**Quoted passage:**
>> START

How long do you smoke for at 165-180 then?  'till it flakes?  I'm doing salmon this weekend and this thread got me pumped up to do it!

J-


----------



## joneser (Oct 10, 2008)

I'd go by internal temp....any more than 165 internal temp and I think it'd dry out. I don't trust myself enough yet to go by flaking.


----------



## 1894 (Oct 10, 2008)

Umm , still waiting on that roll of film to get developed  ?


----------



## dingle (Oct 10, 2008)

OK Boys and girls here they are. The reason it took so long...found out my usb port is at the back of my pc on my home come 'puter. The pc is in a compartment of my 'puter desk and the only way to get to it is to pull the desk away from the wall. If your desks look anything like mine you will understand why I didnt move it. So here I am at work handling the important stuff.

>> END

**Tasks to carry out:**
(1) Answer these about the salmon-smoking thread:
(a) What does joneser go by instead of flaking?
(b) According to joneser, above what internal temperature would the fish dry out?
(c) Where did dingle find the USB port?
(2) Carry on the salmon-smoking thread, starting right after dingle's last sentence.

**Supplied records:**
>> START

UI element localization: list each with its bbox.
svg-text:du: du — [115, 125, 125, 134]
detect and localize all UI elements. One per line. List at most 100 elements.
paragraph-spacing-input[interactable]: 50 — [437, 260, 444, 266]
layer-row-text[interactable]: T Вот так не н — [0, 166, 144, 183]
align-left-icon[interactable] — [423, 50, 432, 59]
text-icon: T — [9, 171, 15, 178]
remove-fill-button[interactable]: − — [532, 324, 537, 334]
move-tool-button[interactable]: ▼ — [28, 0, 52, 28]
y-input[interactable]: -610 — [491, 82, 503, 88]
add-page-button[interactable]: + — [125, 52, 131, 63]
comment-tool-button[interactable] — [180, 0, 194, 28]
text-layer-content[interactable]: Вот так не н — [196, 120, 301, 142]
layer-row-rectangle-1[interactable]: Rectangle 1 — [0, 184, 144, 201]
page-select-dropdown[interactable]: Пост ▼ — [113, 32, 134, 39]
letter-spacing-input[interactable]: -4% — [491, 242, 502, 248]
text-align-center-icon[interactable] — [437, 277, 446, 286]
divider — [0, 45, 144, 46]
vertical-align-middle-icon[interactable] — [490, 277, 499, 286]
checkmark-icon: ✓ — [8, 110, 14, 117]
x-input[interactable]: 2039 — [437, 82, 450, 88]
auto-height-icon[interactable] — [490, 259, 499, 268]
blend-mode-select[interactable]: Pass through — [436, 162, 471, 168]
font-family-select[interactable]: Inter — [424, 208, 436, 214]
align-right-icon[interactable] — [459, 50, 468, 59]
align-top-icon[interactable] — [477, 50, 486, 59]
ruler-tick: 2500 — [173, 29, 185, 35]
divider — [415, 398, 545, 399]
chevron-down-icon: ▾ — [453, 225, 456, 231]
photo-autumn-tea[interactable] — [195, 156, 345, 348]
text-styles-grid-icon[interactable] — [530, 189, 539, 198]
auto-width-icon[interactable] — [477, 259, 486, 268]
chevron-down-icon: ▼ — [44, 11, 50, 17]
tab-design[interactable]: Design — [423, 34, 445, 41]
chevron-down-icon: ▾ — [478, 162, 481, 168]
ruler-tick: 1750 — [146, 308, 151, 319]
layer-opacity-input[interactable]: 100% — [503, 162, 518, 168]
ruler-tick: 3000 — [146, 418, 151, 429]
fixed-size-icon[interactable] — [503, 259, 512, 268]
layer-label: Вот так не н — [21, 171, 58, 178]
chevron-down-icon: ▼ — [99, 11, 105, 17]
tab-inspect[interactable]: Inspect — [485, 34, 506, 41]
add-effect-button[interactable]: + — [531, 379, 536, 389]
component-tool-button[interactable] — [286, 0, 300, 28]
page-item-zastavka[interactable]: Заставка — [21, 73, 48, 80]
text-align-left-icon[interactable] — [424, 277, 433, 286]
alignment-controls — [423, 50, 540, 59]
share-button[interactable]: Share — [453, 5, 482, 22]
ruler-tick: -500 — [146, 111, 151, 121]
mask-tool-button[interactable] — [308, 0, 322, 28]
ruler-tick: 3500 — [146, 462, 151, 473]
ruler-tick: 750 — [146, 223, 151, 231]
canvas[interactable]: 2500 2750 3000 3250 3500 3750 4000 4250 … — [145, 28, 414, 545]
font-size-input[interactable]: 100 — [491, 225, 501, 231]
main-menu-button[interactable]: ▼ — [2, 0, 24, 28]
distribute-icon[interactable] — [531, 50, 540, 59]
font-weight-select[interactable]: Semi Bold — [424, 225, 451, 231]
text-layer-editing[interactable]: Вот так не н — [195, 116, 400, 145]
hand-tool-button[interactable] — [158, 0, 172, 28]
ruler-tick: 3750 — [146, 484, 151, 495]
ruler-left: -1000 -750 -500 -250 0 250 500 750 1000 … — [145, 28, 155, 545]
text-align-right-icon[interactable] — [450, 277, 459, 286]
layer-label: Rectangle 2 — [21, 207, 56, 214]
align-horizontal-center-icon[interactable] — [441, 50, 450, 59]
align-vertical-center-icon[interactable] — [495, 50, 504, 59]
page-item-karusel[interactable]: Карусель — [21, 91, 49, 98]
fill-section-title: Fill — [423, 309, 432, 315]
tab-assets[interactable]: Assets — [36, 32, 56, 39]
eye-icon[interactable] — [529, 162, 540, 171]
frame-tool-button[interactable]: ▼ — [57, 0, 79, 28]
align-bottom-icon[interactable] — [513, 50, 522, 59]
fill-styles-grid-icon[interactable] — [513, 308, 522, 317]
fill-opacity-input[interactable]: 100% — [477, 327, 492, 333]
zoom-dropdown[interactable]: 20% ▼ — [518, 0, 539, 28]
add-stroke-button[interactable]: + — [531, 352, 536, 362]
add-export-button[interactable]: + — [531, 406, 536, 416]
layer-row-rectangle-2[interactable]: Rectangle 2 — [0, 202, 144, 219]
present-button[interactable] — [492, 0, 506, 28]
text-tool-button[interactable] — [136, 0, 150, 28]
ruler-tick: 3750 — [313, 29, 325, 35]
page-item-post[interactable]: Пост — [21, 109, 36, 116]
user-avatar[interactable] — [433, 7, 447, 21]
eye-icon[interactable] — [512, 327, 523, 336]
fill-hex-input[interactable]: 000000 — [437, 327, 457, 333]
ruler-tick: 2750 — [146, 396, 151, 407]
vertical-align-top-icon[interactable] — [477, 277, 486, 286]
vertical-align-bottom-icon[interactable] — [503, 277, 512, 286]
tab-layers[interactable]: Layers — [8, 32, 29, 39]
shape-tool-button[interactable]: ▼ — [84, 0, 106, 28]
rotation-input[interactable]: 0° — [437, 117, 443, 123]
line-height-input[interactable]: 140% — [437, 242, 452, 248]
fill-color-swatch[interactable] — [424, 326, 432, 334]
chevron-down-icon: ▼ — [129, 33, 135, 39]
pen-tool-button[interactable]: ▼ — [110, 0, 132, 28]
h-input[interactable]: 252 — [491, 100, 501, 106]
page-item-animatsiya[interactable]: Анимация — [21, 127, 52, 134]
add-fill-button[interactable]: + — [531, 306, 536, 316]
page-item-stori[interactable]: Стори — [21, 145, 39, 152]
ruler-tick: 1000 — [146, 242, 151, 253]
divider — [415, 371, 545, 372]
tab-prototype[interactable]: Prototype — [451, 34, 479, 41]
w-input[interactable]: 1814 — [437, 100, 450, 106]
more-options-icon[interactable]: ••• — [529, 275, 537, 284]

>> END

**Results in order:**
(1)
(a) Internal temperature.
(b) 165.
(c) At the back of the pc on the home computer.

(2)
First is a pic of the filets....second is half an hour in after mopping...and the last pic I just wanted to show how flaky it was.
[/img]
All in all a good smoke, I loved Dutch's maple glaze, however will definitely try brining next time. Thanks for watching my Qview and for all the tips.


----------



## joneser (Oct 10, 2008)

Good Job! Nice Qview! Makes me hungry!


----------



## 1894 (Oct 10, 2008)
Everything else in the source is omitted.